>> Begin SUPPLIED DATA

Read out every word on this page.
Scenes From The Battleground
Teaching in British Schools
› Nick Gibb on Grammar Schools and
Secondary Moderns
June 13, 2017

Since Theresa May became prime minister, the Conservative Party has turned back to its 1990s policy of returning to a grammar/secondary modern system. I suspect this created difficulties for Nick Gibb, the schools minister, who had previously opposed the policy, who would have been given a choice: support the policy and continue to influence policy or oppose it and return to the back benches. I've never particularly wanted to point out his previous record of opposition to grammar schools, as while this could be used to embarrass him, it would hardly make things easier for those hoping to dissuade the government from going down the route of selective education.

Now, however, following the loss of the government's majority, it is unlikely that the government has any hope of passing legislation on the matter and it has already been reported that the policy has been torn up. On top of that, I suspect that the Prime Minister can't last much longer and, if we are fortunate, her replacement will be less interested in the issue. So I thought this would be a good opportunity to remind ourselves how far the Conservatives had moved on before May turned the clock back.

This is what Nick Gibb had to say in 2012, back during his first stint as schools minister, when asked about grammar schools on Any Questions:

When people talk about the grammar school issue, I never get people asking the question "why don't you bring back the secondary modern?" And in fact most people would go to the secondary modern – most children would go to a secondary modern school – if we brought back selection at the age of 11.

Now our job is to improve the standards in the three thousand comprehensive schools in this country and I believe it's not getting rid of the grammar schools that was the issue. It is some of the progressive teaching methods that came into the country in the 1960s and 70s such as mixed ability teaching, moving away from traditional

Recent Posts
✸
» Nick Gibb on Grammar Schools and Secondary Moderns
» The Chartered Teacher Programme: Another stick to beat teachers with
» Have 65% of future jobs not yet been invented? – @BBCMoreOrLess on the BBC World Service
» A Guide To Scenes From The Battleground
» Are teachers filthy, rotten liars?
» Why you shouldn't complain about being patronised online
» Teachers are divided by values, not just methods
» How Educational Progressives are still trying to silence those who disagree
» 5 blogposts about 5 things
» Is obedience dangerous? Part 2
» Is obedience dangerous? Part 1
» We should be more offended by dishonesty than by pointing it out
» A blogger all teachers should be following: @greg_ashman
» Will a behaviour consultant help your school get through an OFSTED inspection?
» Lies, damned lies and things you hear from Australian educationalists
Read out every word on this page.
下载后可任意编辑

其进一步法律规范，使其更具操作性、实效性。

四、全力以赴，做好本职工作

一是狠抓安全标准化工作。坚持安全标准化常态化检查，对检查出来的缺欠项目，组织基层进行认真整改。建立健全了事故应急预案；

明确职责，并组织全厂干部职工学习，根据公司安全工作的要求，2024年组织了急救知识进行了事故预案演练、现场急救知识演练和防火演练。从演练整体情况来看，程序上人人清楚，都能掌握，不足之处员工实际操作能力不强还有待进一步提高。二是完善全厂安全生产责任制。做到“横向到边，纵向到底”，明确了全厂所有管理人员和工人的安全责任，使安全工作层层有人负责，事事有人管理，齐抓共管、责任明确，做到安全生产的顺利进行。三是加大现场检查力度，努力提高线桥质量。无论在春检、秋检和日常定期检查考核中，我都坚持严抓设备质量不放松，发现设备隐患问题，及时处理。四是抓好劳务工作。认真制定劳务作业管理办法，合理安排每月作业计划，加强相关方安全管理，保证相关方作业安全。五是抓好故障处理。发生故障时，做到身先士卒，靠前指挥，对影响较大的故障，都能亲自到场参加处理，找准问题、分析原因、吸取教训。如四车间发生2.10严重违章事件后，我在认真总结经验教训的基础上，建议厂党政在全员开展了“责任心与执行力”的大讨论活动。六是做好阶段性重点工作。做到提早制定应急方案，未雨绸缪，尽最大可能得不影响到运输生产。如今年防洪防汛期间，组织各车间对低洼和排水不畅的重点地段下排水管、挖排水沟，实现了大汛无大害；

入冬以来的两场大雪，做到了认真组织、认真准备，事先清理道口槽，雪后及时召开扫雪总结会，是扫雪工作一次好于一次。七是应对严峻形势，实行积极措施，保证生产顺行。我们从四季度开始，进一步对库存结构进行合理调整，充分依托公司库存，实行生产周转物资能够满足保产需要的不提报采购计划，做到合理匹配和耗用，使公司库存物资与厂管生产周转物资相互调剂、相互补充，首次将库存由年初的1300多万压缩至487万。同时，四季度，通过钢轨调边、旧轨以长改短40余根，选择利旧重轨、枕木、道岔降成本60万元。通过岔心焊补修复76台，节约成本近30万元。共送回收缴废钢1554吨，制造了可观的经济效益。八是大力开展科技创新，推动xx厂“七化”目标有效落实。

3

>> End SUPPLIED DATA
>> Begin SUPPLIED DATA

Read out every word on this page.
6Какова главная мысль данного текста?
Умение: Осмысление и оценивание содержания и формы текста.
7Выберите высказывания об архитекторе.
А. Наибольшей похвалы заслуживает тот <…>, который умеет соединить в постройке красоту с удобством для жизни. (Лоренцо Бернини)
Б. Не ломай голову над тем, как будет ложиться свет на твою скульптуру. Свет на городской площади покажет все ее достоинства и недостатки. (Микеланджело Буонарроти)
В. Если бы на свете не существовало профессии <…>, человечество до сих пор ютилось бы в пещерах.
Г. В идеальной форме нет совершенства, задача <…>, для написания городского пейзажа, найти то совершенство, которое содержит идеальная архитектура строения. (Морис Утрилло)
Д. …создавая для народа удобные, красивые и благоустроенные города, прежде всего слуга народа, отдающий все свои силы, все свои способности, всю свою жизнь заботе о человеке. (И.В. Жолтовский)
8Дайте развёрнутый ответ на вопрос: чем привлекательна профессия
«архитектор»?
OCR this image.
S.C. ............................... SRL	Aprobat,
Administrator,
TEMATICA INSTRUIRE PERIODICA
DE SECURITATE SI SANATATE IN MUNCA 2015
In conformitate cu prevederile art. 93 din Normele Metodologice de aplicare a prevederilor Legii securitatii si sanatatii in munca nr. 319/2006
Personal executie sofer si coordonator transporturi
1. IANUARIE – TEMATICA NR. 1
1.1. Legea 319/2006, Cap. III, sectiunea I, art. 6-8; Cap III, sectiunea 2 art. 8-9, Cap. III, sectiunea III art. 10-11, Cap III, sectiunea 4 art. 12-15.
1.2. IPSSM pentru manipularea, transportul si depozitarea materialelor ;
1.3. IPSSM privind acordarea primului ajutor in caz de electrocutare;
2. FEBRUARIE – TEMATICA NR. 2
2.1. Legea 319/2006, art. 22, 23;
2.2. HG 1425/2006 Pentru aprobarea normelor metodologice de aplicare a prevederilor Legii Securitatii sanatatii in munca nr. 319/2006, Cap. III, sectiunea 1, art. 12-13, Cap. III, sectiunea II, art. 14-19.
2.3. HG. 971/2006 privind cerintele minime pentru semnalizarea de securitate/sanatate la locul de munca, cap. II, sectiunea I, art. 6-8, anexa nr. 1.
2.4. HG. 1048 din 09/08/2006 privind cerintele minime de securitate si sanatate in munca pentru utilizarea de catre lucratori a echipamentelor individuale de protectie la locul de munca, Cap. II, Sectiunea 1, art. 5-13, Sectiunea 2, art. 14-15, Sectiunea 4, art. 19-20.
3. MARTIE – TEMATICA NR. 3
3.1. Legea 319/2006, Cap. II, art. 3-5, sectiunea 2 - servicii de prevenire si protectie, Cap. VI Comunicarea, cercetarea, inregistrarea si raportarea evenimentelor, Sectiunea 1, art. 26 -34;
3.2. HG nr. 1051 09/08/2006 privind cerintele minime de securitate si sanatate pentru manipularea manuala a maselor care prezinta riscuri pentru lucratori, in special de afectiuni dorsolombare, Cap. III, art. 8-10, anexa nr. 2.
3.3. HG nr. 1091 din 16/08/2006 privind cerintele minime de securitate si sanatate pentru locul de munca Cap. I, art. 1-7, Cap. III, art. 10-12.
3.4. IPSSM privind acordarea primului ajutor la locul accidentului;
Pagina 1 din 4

>> End SUPPLIED DATA

WHAT IS BEING ASKED
In the entries above, find each line with the string "prevederilor" and copy it.

SOLVED EXERCISE
In conformitate cu prevederile art. 93 din Normele Metodologice de aplicare a prevederilor Legii securitatii si sanatatii in munca nr. 319/2006
2.2. HG 1425/2006 Pentru aprobarea normelor metodologice de aplicare a prevederilor Legii Securitatii sanatatii in munca nr. 319/2006, Cap. III, sectiunea 1, art. 12-13, Cap. III, sectiunea II, art. 14-19.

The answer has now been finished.